* **Dataset items**:

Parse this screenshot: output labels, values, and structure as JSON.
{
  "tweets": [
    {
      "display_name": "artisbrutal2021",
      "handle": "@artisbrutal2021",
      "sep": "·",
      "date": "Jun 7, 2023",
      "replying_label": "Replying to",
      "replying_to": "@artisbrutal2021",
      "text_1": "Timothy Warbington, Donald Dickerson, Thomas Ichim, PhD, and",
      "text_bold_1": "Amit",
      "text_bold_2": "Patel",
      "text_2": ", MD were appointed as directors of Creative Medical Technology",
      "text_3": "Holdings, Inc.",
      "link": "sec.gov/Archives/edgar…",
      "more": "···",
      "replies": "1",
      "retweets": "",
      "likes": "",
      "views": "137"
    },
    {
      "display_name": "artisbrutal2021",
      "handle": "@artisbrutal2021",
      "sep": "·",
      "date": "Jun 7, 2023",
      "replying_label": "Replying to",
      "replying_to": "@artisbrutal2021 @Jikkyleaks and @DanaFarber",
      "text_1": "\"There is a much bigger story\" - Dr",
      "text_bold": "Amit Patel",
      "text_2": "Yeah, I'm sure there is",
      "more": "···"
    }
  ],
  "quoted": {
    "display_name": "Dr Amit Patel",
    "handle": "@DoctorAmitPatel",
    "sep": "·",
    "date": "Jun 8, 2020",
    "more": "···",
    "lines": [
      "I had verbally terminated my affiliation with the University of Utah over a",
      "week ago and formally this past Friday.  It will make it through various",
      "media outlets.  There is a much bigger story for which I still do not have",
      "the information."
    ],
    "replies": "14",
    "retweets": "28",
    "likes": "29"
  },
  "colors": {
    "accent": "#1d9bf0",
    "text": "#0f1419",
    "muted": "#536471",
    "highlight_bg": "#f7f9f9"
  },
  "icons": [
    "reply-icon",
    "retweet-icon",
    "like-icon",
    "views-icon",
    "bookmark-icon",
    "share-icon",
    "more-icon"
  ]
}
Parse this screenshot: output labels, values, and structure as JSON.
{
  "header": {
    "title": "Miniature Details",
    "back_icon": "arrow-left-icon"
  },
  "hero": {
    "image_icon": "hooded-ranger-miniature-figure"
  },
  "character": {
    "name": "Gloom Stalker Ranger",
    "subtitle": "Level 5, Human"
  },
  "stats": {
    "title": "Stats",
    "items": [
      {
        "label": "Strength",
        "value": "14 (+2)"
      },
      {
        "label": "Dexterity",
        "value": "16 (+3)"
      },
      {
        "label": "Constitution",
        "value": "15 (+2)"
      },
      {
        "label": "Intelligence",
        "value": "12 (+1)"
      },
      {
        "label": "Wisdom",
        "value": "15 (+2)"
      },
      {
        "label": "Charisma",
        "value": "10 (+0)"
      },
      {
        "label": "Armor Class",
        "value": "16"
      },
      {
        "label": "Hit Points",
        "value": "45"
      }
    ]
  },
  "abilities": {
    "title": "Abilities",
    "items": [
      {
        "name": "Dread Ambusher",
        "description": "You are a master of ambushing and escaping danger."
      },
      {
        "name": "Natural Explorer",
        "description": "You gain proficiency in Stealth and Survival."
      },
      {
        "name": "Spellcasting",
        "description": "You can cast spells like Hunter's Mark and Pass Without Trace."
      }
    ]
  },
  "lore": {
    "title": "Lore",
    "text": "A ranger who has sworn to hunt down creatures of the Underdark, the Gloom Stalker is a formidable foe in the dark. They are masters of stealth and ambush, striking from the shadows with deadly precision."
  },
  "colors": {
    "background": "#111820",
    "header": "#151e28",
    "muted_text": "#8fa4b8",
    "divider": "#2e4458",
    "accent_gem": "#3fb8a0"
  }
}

* **JOB**: Take every line from the data that contains the word "Gloom".

* **SOLUTION**:
    "name": "Gloom Stalker Ranger",
    "text": "A ranger who has sworn to hunt down creatures of the Underdark, the Gloom Stalker is a formidable foe in the dark. They are masters of stealth and ambush, striking from the shadows with deadly precision."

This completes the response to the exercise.